** start of Data for this task **
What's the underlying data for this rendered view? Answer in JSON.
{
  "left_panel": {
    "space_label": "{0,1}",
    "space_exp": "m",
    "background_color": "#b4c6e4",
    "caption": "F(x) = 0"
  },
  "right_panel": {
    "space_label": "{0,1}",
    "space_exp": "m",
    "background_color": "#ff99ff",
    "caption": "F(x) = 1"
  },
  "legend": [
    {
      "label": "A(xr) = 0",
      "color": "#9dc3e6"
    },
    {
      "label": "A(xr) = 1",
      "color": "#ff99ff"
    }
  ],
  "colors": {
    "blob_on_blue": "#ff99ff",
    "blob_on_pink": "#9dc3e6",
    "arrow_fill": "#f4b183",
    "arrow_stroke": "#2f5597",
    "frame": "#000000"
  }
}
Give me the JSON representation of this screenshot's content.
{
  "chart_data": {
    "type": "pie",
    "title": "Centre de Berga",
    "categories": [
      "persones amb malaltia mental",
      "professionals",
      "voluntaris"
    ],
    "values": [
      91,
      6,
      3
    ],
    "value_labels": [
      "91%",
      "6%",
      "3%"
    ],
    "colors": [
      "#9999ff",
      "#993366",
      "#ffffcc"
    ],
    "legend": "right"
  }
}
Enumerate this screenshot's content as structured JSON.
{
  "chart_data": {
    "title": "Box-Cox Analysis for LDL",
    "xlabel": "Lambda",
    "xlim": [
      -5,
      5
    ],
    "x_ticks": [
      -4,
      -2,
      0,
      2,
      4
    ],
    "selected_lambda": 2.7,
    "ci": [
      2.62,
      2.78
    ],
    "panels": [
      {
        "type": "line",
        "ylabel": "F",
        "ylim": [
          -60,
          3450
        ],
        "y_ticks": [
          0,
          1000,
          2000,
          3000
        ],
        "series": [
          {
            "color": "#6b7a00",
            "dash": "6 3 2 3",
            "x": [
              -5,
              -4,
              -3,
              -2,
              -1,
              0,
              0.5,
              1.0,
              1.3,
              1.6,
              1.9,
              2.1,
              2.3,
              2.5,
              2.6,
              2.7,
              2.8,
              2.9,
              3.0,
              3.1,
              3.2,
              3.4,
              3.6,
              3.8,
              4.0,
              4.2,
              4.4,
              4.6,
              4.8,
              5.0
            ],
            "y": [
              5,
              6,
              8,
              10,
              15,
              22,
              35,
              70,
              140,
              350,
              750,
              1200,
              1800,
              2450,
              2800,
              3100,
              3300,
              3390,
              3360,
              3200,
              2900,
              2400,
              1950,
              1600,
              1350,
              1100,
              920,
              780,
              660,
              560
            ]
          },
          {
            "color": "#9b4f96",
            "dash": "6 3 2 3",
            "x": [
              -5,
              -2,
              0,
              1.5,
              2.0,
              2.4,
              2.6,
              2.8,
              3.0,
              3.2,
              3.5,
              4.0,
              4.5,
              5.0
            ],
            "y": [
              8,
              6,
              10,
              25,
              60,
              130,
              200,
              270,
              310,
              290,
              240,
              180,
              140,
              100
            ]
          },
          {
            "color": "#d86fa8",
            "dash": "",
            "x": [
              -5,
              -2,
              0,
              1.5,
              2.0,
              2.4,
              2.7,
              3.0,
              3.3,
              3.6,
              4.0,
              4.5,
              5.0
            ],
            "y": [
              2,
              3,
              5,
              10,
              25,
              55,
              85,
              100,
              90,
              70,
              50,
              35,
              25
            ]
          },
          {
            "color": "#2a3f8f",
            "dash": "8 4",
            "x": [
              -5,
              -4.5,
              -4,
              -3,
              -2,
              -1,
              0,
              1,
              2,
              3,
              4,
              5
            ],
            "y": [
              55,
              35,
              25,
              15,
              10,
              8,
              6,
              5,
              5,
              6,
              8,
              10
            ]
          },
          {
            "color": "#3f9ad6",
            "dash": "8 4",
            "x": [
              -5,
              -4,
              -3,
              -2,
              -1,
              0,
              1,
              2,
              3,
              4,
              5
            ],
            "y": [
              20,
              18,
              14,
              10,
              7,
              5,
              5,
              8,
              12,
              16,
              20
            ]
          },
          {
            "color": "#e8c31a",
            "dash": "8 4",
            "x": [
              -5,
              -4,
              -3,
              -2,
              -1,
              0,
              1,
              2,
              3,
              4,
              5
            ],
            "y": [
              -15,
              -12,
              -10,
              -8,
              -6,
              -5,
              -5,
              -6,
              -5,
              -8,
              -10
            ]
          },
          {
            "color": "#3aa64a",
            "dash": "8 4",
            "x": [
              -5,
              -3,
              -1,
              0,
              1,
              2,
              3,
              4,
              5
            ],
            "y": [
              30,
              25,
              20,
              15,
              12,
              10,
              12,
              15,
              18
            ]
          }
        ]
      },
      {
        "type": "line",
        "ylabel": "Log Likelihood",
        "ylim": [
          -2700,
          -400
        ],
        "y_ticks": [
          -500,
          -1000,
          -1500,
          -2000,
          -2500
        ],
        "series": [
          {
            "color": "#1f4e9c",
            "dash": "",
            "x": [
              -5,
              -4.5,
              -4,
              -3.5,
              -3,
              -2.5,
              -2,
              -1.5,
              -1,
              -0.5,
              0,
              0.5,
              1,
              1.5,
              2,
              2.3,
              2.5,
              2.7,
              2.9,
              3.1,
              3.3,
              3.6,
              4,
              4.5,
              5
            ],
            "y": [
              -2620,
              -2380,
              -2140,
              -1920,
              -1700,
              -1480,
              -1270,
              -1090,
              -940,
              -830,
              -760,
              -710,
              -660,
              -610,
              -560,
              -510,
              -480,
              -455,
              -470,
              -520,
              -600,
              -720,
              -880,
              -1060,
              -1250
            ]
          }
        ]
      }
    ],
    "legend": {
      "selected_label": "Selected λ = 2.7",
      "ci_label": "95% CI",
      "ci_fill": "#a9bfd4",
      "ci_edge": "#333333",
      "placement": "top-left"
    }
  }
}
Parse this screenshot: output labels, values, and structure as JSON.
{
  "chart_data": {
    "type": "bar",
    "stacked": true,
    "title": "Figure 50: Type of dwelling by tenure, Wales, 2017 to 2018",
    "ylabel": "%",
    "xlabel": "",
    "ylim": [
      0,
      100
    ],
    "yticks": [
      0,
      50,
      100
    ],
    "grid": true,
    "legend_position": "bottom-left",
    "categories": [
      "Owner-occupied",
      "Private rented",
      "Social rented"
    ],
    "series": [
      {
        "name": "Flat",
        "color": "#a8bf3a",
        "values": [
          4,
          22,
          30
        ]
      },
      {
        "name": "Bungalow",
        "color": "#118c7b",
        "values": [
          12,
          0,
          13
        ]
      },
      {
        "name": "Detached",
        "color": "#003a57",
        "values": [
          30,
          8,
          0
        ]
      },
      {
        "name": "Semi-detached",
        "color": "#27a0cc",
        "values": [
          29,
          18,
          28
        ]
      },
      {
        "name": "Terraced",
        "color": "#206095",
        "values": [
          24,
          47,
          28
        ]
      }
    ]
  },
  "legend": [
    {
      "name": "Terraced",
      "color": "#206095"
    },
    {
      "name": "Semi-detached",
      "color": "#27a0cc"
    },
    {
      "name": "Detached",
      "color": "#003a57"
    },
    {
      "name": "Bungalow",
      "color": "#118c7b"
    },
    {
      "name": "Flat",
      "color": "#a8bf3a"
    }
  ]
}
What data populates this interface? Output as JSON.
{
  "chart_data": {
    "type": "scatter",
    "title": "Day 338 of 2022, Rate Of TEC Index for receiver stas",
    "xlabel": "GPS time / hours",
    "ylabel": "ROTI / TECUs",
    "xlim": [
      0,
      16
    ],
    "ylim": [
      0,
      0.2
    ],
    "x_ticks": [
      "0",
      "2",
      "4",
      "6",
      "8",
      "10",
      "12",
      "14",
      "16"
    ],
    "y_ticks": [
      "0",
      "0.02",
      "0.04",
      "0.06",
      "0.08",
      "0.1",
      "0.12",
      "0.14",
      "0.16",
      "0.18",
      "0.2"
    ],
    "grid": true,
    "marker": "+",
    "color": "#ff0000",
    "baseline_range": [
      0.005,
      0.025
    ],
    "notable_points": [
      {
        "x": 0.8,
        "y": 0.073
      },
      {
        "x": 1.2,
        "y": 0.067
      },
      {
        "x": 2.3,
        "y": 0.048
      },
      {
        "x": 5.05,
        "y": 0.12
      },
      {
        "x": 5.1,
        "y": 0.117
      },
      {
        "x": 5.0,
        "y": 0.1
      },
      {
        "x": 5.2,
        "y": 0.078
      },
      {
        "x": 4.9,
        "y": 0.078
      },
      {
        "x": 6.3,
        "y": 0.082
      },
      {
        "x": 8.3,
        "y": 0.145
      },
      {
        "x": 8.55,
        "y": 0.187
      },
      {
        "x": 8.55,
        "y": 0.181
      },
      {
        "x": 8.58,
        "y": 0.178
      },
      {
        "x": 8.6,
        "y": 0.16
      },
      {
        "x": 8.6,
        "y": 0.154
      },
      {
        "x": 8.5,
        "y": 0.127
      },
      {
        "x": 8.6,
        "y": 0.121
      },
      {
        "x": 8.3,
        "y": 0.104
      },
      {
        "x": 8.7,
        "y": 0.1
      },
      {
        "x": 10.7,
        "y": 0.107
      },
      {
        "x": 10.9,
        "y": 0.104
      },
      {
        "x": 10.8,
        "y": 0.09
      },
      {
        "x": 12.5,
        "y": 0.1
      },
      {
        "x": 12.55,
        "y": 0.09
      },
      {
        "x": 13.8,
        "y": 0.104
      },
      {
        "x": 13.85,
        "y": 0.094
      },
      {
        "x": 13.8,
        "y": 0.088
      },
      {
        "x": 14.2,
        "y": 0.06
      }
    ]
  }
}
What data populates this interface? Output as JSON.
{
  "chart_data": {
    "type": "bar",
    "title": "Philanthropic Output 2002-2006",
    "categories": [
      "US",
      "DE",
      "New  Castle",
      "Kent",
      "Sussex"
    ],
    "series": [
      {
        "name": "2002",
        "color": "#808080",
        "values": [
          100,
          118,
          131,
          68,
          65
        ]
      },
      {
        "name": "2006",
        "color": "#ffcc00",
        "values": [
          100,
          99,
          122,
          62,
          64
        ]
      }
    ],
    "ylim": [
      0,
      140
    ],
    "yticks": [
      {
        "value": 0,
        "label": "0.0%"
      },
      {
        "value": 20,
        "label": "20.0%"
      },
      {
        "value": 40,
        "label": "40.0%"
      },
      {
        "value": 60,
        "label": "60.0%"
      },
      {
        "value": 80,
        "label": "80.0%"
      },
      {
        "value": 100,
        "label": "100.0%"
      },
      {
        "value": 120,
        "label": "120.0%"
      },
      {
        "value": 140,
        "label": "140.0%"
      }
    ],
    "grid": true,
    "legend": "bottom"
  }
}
** end of Data for this task **
Isolate the lines that hold the word "bottom" and copy all of them.

    "legend_position": "bottom-left",
    "legend": "bottom"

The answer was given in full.